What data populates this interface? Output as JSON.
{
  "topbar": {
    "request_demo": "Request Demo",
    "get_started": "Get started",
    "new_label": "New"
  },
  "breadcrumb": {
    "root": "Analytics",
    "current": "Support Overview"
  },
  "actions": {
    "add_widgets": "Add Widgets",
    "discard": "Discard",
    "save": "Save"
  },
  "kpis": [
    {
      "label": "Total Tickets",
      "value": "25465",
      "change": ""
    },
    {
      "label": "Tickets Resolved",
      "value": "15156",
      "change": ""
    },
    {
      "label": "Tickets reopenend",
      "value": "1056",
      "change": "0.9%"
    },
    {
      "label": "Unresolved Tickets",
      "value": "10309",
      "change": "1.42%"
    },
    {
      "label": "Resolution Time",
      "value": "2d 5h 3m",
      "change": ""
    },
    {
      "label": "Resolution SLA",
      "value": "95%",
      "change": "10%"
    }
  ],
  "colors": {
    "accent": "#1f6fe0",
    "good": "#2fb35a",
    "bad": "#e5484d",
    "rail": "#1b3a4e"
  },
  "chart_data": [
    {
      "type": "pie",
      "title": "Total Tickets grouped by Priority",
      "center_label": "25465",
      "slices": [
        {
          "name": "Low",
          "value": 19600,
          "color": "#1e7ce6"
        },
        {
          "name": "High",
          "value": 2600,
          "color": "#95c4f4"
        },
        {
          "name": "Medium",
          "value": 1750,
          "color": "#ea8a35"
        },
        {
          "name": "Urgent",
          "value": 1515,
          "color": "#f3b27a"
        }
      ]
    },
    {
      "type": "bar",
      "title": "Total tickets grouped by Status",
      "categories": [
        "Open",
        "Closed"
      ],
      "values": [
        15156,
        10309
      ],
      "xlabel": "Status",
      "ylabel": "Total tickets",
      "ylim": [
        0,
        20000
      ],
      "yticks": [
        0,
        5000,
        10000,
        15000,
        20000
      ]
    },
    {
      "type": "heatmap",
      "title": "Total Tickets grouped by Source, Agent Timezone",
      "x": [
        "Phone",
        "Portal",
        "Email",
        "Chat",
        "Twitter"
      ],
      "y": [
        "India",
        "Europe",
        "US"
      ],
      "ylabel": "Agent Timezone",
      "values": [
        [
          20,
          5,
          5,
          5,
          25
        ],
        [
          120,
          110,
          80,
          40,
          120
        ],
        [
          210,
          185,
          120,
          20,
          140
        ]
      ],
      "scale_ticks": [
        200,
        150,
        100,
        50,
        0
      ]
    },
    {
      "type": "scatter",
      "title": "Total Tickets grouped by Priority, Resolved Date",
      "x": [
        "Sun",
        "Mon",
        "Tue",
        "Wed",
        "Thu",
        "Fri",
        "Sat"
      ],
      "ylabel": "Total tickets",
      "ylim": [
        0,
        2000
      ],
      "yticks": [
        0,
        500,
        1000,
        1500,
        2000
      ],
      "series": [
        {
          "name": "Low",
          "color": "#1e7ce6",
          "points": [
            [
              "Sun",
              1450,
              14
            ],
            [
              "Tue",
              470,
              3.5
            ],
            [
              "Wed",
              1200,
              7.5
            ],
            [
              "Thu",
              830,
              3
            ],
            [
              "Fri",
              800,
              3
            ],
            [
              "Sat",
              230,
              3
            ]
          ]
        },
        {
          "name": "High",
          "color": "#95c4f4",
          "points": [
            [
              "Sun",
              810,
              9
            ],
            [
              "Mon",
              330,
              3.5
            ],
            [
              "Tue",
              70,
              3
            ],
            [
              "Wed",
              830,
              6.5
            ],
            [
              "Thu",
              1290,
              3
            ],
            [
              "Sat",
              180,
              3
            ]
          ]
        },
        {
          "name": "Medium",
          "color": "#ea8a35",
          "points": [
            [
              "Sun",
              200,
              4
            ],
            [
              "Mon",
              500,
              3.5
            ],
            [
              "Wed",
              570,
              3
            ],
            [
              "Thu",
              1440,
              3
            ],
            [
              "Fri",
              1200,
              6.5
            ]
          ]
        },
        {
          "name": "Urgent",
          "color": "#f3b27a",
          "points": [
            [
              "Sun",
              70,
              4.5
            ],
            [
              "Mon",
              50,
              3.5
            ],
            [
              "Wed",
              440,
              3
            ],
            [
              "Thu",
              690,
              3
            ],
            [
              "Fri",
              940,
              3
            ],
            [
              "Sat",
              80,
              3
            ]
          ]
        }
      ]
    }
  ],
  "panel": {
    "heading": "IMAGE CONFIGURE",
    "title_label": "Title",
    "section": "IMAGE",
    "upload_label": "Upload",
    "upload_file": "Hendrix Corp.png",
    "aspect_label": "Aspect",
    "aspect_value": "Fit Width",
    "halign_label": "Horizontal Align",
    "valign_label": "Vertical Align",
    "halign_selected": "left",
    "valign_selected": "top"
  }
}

━━━━━━━━━━

== Direction ==
Return the material exactly as it stands.

== Output below ==
What data populates this interface? Output as JSON.
{
  "topbar": {
    "request_demo": "Request Demo",
    "get_started": "Get started",
    "new_label": "New"
  },
  "breadcrumb": {
    "root": "Analytics",
    "current": "Support Overview"
  },
  "actions": {
    "add_widgets": "Add Widgets",
    "discard": "Discard",
    "save": "Save"
  },
  "kpis": [
    {
      "label": "Total Tickets",
      "value": "25465",
      "change": ""
    },
    {
      "label": "Tickets Resolved",
      "value": "15156",
      "change": ""
    },
    {
      "label": "Tickets reopenend",
      "value": "1056",
      "change": "0.9%"
    },
    {
      "label": "Unresolved Tickets",
      "value": "10309",
      "change": "1.42%"
    },
    {
      "label": "Resolution Time",
      "value": "2d 5h 3m",
      "change": ""
    },
    {
      "label": "Resolution SLA",
      "value": "95%",
      "change": "10%"
    }
  ],
  "colors": {
    "accent": "#1f6fe0",
    "good": "#2fb35a",
    "bad": "#e5484d",
    "rail": "#1b3a4e"
  },
  "chart_data": [
    {
      "type": "pie",
      "title": "Total Tickets grouped by Priority",
      "center_label": "25465",
      "slices": [
        {
          "name": "Low",
          "value": 19600,
          "color": "#1e7ce6"
        },
        {
          "name": "High",
          "value": 2600,
          "color": "#95c4f4"
        },
        {
          "name": "Medium",
          "value": 1750,
          "color": "#ea8a35"
        },
        {
          "name": "Urgent",
          "value": 1515,
          "color": "#f3b27a"
        }
      ]
    },
    {
      "type": "bar",
      "title": "Total tickets grouped by Status",
      "categories": [
        "Open",
        "Closed"
      ],
      "values": [
        15156,
        10309
      ],
      "xlabel": "Status",
      "ylabel": "Total tickets",
      "ylim": [
        0,
        20000
      ],
      "yticks": [
        0,
        5000,
        10000,
        15000,
        20000
      ]
    },
    {
      "type": "heatmap",
      "title": "Total Tickets grouped by Source, Agent Timezone",
      "x": [
        "Phone",
        "Portal",
        "Email",
        "Chat",
        "Twitter"
      ],
      "y": [
        "India",
        "Europe",
        "US"
      ],
      "ylabel": "Agent Timezone",
      "values": [
        [
          20,
          5,
          5,
          5,
          25
        ],
        [
          120,
          110,
          80,
          40,
          120
        ],
        [
          210,
          185,
          120,
          20,
          140
        ]
      ],
      "scale_ticks": [
        200,
        150,
        100,
        50,
        0
      ]
    },
    {
      "type": "scatter",
      "title": "Total Tickets grouped by Priority, Resolved Date",
      "x": [
        "Sun",
        "Mon",
        "Tue",
        "Wed",
        "Thu",
        "Fri",
        "Sat"
      ],
      "ylabel": "Total tickets",
      "ylim": [
        0,
        2000
      ],
      "yticks": [
        0,
        500,
        1000,
        1500,
        2000
      ],
      "series": [
        {
          "name": "Low",
          "color": "#1e7ce6",
          "points": [
            [
              "Sun",
              1450,
              14
            ],
            [
              "Tue",
              470,
              3.5
            ],
            [
              "Wed",
              1200,
              7.5
            ],
            [
              "Thu",
              830,
              3
            ],
            [
              "Fri",
              800,
              3
            ],
            [
              "Sat",
              230,
              3
            ]
          ]
        },
        {
          "name": "High",
          "color": "#95c4f4",
          "points": [
            [
              "Sun",
              810,
              9
            ],
            [
              "Mon",
              330,
              3.5
            ],
            [
              "Tue",
              70,
              3
            ],
            [
              "Wed",
              830,
              6.5
            ],
            [
              "Thu",
              1290,
              3
            ],
            [
              "Sat",
              180,
              3
            ]
          ]
        },
        {
          "name": "Medium",
          "color": "#ea8a35",
          "points": [
            [
              "Sun",
              200,
              4
            ],
            [
              "Mon",
              500,
              3.5
            ],
            [
              "Wed",
              570,
              3
            ],
            [
              "Thu",
              1440,
              3
            ],
            [
              "Fri",
              1200,
              6.5
            ]
          ]
        },
        {
          "name": "Urgent",
          "color": "#f3b27a",
          "points": [
            [
              "Sun",
              70,
              4.5
            ],
            [
              "Mon",
              50,
              3.5
            ],
            [
              "Wed",
              440,
              3
            ],
            [
              "Thu",
              690,
              3
            ],
            [
              "Fri",
              940,
              3
            ],
            [
              "Sat",
              80,
              3
            ]
          ]
        }
      ]
    }
  ],
  "panel": {
    "heading": "IMAGE CONFIGURE",
    "title_label": "Title",
    "section": "IMAGE",
    "upload_label": "Upload",
    "upload_file": "Hendrix Corp.png",
    "aspect_label": "Aspect",
    "aspect_value": "Fit Width",
    "halign_label": "Horizontal Align",
    "valign_label": "Vertical Align",
    "halign_selected": "left",
    "valign_selected": "top"
  }
}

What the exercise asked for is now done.